| Given exercise |
Reproduce exactly the final portion of the data: every line from the one containing "Serialize everything readable" through the last line, inclusive.

| Data listing |
· · · ·

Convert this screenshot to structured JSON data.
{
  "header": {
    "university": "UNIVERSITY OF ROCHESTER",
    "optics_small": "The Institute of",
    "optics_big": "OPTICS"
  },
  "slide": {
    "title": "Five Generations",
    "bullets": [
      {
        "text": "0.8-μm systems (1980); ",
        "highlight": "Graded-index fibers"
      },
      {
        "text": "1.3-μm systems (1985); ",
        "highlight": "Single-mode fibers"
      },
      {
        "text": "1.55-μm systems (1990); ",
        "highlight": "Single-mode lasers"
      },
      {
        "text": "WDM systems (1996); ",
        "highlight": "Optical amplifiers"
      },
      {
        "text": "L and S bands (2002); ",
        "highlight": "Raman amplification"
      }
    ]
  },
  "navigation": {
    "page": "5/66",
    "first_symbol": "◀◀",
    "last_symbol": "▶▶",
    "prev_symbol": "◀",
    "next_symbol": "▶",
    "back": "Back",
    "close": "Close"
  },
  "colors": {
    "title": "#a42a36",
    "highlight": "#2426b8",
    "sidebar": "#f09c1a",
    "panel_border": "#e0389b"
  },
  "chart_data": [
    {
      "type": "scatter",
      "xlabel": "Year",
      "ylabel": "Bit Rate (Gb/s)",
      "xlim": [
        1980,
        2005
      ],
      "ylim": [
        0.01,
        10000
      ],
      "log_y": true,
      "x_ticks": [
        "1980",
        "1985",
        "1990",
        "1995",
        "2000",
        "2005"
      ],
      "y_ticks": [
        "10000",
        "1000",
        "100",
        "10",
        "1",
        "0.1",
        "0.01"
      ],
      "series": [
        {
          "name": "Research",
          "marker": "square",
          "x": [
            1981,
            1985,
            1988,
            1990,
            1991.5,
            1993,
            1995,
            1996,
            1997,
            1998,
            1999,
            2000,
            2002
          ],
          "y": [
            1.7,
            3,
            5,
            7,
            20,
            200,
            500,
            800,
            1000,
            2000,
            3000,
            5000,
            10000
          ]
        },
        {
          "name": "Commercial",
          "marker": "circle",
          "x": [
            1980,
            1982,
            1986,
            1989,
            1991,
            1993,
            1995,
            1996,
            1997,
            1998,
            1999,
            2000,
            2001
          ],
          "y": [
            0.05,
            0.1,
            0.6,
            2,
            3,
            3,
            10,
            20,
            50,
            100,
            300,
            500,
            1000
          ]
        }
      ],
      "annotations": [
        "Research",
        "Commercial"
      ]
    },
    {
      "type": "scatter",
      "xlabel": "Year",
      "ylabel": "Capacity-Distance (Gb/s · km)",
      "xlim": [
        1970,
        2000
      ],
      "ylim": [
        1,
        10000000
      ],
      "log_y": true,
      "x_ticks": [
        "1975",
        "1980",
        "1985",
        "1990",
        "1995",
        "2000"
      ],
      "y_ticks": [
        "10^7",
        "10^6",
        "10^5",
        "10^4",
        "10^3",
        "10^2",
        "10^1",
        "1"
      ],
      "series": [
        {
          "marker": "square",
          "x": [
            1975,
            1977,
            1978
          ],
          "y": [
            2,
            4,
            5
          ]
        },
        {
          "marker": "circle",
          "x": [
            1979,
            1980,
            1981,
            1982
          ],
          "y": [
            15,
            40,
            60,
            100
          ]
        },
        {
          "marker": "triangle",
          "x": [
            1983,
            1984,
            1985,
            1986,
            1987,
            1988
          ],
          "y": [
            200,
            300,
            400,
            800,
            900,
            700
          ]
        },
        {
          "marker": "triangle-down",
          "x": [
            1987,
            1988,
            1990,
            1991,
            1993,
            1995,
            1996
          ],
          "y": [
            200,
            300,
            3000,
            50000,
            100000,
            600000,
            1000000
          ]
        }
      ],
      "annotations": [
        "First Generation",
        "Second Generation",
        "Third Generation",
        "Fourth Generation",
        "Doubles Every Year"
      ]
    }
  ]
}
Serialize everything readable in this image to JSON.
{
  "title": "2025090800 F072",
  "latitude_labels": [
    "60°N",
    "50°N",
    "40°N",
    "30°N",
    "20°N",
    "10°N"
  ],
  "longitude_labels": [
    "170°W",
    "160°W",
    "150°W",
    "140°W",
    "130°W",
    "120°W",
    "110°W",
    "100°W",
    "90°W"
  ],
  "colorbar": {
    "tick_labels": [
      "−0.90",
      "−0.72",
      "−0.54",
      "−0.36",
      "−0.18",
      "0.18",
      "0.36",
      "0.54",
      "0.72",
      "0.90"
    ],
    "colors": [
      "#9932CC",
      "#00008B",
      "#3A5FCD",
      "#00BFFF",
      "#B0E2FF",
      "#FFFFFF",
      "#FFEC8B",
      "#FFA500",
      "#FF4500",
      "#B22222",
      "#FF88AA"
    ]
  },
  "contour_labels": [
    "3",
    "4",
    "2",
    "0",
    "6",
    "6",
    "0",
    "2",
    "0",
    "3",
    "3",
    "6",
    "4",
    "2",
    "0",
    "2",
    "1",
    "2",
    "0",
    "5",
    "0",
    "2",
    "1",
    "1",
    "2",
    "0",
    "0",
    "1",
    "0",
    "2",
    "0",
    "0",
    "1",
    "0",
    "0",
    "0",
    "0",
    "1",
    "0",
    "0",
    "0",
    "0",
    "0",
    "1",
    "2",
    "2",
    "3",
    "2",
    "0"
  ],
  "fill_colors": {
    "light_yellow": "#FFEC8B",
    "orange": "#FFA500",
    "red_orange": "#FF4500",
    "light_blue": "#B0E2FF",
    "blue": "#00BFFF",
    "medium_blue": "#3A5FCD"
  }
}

· · · ·

| Answer to the problem |
Serialize everything readable in this image to JSON.
{
  "title": "2025090800 F072",
  "latitude_labels": [
    "60°N",
    "50°N",
    "40°N",
    "30°N",
    "20°N",
    "10°N"
  ],
  "longitude_labels": [
    "170°W",
    "160°W",
    "150°W",
    "140°W",
    "130°W",
    "120°W",
    "110°W",
    "100°W",
    "90°W"
  ],
  "colorbar": {
    "tick_labels": [
      "−0.90",
      "−0.72",
      "−0.54",
      "−0.36",
      "−0.18",
      "0.18",
      "0.36",
      "0.54",
      "0.72",
      "0.90"
    ],
    "colors": [
      "#9932CC",
      "#00008B",
      "#3A5FCD",
      "#00BFFF",
      "#B0E2FF",
      "#FFFFFF",
      "#FFEC8B",
      "#FFA500",
      "#FF4500",
      "#B22222",
      "#FF88AA"
    ]
  },
  "contour_labels": [
    "3",
    "4",
    "2",
    "0",
    "6",
    "6",
    "0",
    "2",
    "0",
    "3",
    "3",
    "6",
    "4",
    "2",
    "0",
    "2",
    "1",
    "2",
    "0",
    "5",
    "0",
    "2",
    "1",
    "1",
    "2",
    "0",
    "0",
    "1",
    "0",
    "2",
    "0",
    "0",
    "1",
    "0",
    "0",
    "0",
    "0",
    "1",
    "0",
    "0",
    "0",
    "0",
    "0",
    "1",
    "2",
    "2",
    "3",
    "2",
    "0"
  ],
  "fill_colors": {
    "light_yellow": "#FFEC8B",
    "orange": "#FFA500",
    "red_orange": "#FF4500",
    "light_blue": "#B0E2FF",
    "blue": "#00BFFF",
    "medium_blue": "#3A5FCD"
  }
}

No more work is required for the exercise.